Stored data
....................

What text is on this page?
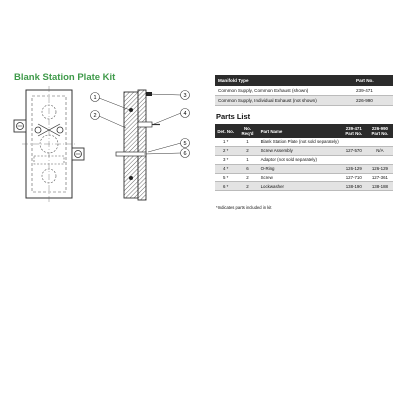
Blank Station Plate Kit
1
2
3
4
5
6
Manifold Type	Part No.
Common Supply, Common Exhaust (shown)	239-471
Common Supply, Individual Exhaust (not shown)	226-990
Parts List
Det. No.	No. Req'd	Part Name	239-471 Part No.	226-990 Part No.
1 *	1	Blank Station Plate (not sold separately)		
2 *	2	Screw Assembly	127-570	N/A
3 *	1	Adaptor (not sold separately)		
4 *	6	O-Ring	126-129	126-129
5 *	2	Screw	127-710	127-361
6 *	2	Lockwasher	138-190	138-188
*Indicates parts included in kit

....................

# [Stated problem]
All of the entries above should be duplicated exactly, except for the pictures.

# [Correct output]
What text is on this page?
Blank Station Plate Kit
1
2
3
4
5
6
Manifold Type	Part No.
Common Supply, Common Exhaust (shown)	239-471
Common Supply, Individual Exhaust (not shown)	226-990
Parts List
Det. No.	No. Req'd	Part Name	239-471 Part No.	226-990 Part No.
1 *	1	Blank Station Plate (not sold separately)		
2 *	2	Screw Assembly	127-570	N/A
3 *	1	Adaptor (not sold separately)		
4 *	6	O-Ring	126-129	126-129
5 *	2	Screw	127-710	127-361
6 *	2	Lockwasher	138-190	138-188
*Indicates parts included in kit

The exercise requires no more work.